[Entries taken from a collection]

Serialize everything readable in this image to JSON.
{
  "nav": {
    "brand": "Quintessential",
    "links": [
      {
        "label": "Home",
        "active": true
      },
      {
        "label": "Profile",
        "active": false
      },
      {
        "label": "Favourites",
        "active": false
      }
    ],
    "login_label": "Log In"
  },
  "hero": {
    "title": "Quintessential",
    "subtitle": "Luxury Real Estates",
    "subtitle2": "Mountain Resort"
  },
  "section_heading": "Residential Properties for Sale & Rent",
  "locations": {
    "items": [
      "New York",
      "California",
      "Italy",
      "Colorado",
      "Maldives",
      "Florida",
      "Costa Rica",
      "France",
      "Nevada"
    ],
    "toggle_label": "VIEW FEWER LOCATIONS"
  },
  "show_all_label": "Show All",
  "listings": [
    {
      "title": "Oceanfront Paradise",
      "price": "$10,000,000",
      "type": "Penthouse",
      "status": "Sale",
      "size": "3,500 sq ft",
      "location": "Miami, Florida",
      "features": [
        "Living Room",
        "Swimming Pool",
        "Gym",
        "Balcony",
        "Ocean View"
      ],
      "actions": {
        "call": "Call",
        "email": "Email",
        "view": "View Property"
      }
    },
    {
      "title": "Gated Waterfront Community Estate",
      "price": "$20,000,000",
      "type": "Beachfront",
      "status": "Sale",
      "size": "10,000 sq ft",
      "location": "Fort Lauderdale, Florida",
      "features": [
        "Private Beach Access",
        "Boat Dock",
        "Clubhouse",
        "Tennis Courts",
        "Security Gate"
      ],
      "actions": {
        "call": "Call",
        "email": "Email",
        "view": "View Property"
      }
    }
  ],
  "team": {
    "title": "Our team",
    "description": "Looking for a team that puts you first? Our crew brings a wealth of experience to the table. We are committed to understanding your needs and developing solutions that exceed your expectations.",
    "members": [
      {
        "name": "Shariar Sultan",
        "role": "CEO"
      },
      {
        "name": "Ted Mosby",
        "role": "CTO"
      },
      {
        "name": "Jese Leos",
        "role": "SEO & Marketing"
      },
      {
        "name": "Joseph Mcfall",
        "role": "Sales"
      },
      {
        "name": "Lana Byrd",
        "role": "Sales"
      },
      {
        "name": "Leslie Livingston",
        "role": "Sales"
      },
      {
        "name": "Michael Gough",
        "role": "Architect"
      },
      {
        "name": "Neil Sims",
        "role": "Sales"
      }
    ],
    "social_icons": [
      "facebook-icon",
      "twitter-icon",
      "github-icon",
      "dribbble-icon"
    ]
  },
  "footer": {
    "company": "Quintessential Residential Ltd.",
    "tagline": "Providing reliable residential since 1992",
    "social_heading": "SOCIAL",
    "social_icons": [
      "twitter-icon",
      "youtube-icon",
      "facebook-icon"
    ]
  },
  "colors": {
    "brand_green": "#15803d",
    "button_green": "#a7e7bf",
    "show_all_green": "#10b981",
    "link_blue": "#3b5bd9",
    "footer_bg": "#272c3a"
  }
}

▸ **Task**:
Go back to the listing above and please repeat it exactly.

▸ **Solution to the exercise**:
Serialize everything readable in this image to JSON.
{
  "nav": {
    "brand": "Quintessential",
    "links": [
      {
        "label": "Home",
        "active": true
      },
      {
        "label": "Profile",
        "active": false
      },
      {
        "label": "Favourites",
        "active": false
      }
    ],
    "login_label": "Log In"
  },
  "hero": {
    "title": "Quintessential",
    "subtitle": "Luxury Real Estates",
    "subtitle2": "Mountain Resort"
  },
  "section_heading": "Residential Properties for Sale & Rent",
  "locations": {
    "items": [
      "New York",
      "California",
      "Italy",
      "Colorado",
      "Maldives",
      "Florida",
      "Costa Rica",
      "France",
      "Nevada"
    ],
    "toggle_label": "VIEW FEWER LOCATIONS"
  },
  "show_all_label": "Show All",
  "listings": [
    {
      "title": "Oceanfront Paradise",
      "price": "$10,000,000",
      "type": "Penthouse",
      "status": "Sale",
      "size": "3,500 sq ft",
      "location": "Miami, Florida",
      "features": [
        "Living Room",
        "Swimming Pool",
        "Gym",
        "Balcony",
        "Ocean View"
      ],
      "actions": {
        "call": "Call",
        "email": "Email",
        "view": "View Property"
      }
    },
    {
      "title": "Gated Waterfront Community Estate",
      "price": "$20,000,000",
      "type": "Beachfront",
      "status": "Sale",
      "size": "10,000 sq ft",
      "location": "Fort Lauderdale, Florida",
      "features": [
        "Private Beach Access",
        "Boat Dock",
        "Clubhouse",
        "Tennis Courts",
        "Security Gate"
      ],
      "actions": {
        "call": "Call",
        "email": "Email",
        "view": "View Property"
      }
    }
  ],
  "team": {
    "title": "Our team",
    "description": "Looking for a team that puts you first? Our crew brings a wealth of experience to the table. We are committed to understanding your needs and developing solutions that exceed your expectations.",
    "members": [
      {
        "name": "Shariar Sultan",
        "role": "CEO"
      },
      {
        "name": "Ted Mosby",
        "role": "CTO"
      },
      {
        "name": "Jese Leos",
        "role": "SEO & Marketing"
      },
      {
        "name": "Joseph Mcfall",
        "role": "Sales"
      },
      {
        "name": "Lana Byrd",
        "role": "Sales"
      },
      {
        "name": "Leslie Livingston",
        "role": "Sales"
      },
      {
        "name": "Michael Gough",
        "role": "Architect"
      },
      {
        "name": "Neil Sims",
        "role": "Sales"
      }
    ],
    "social_icons": [
      "facebook-icon",
      "twitter-icon",
      "github-icon",
      "dribbble-icon"
    ]
  },
  "footer": {
    "company": "Quintessential Residential Ltd.",
    "tagline": "Providing reliable residential since 1992",
    "social_heading": "SOCIAL",
    "social_icons": [
      "twitter-icon",
      "youtube-icon",
      "facebook-icon"
    ]
  },
  "colors": {
    "brand_green": "#15803d",
    "button_green": "#a7e7bf",
    "show_all_green": "#10b981",
    "link_blue": "#3b5bd9",
    "footer_bg": "#272c3a"
  }
}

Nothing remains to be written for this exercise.